— begin MATERIALS PROVIDED —

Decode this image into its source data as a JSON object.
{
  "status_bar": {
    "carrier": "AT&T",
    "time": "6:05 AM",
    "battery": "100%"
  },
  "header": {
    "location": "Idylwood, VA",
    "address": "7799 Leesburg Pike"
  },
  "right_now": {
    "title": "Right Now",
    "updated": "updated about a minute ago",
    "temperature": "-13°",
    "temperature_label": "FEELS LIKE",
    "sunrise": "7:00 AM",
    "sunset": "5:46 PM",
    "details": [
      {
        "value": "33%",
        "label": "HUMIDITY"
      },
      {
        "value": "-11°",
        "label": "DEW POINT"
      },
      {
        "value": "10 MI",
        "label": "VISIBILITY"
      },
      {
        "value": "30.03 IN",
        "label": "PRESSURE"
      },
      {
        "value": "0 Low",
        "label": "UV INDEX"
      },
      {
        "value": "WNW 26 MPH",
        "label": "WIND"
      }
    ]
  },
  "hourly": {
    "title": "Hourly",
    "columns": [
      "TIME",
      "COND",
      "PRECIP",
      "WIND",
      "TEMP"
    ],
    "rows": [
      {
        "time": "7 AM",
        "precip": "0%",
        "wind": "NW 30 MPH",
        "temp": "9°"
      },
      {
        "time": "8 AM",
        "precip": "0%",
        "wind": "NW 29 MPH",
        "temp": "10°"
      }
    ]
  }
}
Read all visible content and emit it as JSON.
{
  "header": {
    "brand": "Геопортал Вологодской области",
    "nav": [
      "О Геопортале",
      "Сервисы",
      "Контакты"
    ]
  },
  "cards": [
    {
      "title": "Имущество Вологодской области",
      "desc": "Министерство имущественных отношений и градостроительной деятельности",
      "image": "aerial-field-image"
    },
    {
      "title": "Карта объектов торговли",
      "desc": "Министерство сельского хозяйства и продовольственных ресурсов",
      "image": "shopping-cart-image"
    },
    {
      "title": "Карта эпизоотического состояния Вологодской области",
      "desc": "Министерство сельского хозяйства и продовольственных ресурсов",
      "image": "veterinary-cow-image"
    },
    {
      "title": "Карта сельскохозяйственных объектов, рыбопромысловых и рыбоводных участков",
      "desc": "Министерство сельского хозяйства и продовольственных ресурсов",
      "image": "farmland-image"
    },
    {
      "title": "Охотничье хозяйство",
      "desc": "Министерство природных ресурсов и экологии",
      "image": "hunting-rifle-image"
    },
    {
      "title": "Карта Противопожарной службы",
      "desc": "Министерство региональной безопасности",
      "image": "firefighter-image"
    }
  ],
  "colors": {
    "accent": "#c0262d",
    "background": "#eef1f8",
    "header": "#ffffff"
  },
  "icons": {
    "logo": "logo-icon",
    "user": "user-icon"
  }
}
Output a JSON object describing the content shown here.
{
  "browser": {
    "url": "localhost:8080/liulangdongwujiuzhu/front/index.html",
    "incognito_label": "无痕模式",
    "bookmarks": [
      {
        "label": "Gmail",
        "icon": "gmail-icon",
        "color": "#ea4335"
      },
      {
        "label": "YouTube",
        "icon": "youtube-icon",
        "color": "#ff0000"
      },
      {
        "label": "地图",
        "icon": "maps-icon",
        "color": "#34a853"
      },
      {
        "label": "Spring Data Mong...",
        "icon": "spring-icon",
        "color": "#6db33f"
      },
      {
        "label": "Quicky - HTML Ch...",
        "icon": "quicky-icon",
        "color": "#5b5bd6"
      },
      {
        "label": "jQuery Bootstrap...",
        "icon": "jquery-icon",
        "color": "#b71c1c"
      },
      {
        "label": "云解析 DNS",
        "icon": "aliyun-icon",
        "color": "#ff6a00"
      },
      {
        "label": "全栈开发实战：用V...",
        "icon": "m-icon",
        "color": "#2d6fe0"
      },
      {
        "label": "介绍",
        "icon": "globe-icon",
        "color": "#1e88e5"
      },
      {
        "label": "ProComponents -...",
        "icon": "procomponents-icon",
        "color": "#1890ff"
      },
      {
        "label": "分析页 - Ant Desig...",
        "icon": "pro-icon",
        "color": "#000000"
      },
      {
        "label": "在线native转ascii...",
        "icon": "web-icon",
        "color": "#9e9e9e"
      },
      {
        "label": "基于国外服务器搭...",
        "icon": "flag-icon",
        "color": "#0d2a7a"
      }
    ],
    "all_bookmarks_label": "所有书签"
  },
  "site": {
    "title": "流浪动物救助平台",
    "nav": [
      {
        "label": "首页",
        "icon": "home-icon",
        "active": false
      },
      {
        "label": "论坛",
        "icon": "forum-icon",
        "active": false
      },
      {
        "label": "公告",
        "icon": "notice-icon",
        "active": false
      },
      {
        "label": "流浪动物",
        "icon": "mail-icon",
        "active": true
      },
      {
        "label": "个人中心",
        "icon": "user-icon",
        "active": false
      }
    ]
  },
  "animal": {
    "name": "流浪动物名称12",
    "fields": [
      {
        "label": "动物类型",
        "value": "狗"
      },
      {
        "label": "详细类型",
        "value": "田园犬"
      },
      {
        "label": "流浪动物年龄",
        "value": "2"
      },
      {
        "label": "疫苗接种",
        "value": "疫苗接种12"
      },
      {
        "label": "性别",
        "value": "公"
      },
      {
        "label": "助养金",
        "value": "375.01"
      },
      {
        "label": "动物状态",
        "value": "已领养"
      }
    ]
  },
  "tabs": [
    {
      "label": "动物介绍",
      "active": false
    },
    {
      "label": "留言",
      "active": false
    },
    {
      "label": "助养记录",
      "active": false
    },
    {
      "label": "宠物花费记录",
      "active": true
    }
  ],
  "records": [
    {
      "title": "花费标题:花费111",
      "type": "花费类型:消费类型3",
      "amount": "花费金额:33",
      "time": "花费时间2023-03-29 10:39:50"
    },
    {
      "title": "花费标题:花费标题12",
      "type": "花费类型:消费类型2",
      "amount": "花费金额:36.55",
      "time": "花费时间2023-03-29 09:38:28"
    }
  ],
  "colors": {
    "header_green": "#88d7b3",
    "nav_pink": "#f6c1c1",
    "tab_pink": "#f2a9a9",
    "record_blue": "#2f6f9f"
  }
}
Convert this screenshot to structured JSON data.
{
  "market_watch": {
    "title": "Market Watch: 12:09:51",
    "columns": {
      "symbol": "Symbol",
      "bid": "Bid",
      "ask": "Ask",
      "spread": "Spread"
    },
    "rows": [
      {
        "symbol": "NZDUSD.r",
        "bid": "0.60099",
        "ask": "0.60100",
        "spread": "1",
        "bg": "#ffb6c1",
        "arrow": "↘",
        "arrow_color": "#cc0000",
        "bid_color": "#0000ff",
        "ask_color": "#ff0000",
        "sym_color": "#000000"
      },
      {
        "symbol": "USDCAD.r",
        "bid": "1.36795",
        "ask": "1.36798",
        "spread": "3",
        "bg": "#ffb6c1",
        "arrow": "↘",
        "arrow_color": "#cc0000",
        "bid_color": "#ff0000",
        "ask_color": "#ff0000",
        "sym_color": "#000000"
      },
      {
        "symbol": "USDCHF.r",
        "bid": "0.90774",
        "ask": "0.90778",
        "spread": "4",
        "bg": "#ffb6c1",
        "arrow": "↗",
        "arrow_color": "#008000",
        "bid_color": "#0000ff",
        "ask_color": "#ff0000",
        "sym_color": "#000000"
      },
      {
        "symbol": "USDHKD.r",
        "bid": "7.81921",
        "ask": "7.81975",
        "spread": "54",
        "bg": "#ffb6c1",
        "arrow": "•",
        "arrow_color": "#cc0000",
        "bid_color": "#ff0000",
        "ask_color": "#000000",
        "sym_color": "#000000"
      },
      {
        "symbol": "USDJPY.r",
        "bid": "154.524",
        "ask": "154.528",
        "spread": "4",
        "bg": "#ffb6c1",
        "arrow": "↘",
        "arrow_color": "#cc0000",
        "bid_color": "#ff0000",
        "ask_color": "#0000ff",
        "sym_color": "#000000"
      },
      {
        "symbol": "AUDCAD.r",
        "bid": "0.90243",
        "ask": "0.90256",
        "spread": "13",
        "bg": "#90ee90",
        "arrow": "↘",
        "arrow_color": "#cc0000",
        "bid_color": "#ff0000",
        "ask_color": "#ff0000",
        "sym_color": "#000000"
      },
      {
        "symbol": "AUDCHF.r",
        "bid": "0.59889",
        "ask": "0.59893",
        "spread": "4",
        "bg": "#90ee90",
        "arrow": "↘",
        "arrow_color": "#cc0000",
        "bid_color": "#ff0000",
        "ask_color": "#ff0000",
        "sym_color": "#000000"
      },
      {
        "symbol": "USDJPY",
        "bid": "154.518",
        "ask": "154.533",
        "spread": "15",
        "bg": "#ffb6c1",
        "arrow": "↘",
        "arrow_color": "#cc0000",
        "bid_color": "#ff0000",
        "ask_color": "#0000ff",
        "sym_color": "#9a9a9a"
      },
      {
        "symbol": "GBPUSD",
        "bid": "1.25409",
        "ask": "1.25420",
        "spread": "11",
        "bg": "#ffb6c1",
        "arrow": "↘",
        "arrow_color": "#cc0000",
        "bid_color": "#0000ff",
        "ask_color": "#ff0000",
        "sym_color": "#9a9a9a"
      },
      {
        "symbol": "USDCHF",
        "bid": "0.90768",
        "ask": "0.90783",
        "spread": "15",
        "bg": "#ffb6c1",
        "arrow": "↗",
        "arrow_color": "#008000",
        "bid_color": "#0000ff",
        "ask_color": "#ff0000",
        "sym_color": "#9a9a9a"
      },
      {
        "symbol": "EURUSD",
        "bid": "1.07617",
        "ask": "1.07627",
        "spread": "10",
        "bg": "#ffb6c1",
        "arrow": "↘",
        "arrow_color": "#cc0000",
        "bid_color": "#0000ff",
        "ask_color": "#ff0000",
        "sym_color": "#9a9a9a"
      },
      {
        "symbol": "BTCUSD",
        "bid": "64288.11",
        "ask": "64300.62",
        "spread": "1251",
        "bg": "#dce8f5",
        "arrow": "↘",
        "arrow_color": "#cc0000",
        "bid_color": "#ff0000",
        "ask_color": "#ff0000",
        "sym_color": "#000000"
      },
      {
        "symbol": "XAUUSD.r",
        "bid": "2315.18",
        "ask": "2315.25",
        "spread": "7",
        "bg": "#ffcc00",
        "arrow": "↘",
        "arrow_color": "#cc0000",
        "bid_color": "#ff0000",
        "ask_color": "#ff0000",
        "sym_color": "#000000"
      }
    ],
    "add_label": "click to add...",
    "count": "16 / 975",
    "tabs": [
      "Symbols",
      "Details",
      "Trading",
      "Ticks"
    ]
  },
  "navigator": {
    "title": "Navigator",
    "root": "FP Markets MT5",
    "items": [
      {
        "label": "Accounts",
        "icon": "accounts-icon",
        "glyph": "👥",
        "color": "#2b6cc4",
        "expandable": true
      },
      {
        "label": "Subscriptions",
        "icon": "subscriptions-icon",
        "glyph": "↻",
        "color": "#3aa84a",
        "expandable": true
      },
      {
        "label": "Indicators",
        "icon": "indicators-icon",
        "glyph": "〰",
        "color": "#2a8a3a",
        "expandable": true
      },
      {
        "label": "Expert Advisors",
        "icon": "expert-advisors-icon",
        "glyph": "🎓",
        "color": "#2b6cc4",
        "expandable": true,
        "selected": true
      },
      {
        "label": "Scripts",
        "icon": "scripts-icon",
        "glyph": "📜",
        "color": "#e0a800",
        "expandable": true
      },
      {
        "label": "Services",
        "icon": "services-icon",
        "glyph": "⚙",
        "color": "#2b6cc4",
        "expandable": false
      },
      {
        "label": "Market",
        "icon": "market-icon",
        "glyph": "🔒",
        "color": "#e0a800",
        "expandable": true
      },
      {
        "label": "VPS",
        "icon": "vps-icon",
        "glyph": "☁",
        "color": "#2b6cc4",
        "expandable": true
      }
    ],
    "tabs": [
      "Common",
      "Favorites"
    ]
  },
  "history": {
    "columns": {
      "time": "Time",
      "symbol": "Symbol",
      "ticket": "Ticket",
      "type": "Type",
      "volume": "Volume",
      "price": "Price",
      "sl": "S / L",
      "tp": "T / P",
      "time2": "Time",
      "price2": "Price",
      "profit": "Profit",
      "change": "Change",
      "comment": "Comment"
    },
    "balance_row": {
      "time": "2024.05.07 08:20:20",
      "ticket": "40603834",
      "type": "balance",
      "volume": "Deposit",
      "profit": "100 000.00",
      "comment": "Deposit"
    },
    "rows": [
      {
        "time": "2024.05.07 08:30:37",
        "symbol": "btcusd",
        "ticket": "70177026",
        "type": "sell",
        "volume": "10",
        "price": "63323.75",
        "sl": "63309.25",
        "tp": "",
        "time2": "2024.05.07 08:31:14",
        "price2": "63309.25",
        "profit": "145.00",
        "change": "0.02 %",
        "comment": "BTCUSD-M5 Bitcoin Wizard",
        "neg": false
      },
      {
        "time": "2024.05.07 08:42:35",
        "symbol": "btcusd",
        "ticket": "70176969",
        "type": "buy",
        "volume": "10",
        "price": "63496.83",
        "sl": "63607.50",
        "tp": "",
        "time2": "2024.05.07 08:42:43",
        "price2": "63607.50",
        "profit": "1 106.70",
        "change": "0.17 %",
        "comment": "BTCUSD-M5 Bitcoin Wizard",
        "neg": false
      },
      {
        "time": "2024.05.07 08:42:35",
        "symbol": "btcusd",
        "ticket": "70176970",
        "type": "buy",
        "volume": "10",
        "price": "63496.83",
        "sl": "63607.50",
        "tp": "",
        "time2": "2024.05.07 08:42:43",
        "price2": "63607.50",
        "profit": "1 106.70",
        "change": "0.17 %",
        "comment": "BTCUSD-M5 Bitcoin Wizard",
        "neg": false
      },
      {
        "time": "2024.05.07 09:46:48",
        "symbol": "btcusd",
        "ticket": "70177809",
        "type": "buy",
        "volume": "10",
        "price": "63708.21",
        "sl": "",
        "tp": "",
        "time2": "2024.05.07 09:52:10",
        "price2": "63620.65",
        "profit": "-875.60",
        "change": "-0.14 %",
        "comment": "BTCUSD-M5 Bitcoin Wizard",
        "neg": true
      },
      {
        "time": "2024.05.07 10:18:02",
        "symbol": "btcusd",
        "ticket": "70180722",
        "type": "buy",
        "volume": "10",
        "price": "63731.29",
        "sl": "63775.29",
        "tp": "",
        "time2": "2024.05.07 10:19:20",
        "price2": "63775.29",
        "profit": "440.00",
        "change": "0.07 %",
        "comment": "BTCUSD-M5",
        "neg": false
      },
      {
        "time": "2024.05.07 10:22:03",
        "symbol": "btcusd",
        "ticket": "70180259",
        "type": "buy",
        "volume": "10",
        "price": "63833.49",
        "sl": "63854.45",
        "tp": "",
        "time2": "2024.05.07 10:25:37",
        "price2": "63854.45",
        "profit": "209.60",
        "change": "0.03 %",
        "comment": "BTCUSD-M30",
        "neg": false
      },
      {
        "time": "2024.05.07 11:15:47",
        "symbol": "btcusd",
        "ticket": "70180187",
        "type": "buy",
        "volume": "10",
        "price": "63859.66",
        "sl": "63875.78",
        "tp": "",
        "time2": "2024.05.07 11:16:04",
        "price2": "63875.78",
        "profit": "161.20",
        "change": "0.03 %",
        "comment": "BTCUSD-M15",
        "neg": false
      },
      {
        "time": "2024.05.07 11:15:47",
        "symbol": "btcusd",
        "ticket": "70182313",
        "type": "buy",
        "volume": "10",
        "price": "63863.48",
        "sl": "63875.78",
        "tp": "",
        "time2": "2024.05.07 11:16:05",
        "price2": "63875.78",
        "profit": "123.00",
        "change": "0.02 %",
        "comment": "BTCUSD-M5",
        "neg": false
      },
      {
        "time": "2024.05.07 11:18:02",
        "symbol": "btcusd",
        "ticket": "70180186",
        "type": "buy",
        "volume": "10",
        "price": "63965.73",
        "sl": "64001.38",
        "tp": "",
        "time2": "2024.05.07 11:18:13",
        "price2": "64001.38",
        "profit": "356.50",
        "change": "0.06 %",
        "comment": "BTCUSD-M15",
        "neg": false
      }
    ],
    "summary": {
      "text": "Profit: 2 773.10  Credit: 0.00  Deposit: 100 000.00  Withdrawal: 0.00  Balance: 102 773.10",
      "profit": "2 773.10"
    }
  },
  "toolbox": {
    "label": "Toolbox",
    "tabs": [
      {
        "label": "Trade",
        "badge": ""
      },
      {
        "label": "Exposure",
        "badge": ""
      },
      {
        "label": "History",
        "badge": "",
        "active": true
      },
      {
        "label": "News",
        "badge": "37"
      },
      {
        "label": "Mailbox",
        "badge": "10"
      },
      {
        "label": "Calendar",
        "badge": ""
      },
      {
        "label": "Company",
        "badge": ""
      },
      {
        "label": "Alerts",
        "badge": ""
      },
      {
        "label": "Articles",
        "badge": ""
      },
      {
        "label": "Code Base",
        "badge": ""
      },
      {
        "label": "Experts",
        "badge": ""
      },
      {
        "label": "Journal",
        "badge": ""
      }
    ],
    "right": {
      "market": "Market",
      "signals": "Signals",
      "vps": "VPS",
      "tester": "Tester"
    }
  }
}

— end MATERIALS PROVIDED —

> _REQUIREMENTS_
Return each line where "JSON" shows up.

> _SOLUTION_
Decode this image into its source data as a JSON object.
Read all visible content and emit it as JSON.
Output a JSON object describing the content shown here.
Convert this screenshot to structured JSON data.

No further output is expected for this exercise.